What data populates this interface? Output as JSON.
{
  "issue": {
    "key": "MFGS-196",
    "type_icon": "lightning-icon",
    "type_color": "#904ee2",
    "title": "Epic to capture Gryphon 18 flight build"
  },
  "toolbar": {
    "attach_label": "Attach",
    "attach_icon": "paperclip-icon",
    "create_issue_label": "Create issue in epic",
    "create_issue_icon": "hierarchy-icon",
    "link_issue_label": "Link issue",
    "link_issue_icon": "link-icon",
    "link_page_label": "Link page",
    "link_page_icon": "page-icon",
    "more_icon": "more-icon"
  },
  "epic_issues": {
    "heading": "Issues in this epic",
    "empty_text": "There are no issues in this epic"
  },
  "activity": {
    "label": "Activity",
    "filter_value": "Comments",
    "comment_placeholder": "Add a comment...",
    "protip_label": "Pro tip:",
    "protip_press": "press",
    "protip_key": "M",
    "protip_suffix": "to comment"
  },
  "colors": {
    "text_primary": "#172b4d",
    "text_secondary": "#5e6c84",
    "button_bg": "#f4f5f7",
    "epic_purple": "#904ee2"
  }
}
*-*-*
Return the listing above in its exact form.

What data populates this interface? Output as JSON.
{
  "issue": {
    "key": "MFGS-196",
    "type_icon": "lightning-icon",
    "type_color": "#904ee2",
    "title": "Epic to capture Gryphon 18 flight build"
  },
  "toolbar": {
    "attach_label": "Attach",
    "attach_icon": "paperclip-icon",
    "create_issue_label": "Create issue in epic",
    "create_issue_icon": "hierarchy-icon",
    "link_issue_label": "Link issue",
    "link_issue_icon": "link-icon",
    "link_page_label": "Link page",
    "link_page_icon": "page-icon",
    "more_icon": "more-icon"
  },
  "epic_issues": {
    "heading": "Issues in this epic",
    "empty_text": "There are no issues in this epic"
  },
  "activity": {
    "label": "Activity",
    "filter_value": "Comments",
    "comment_placeholder": "Add a comment...",
    "protip_label": "Pro tip:",
    "protip_press": "press",
    "protip_key": "M",
    "protip_suffix": "to comment"
  },
  "colors": {
    "text_primary": "#172b4d",
    "text_secondary": "#5e6c84",
    "button_bg": "#f4f5f7",
    "epic_purple": "#904ee2"
  }
}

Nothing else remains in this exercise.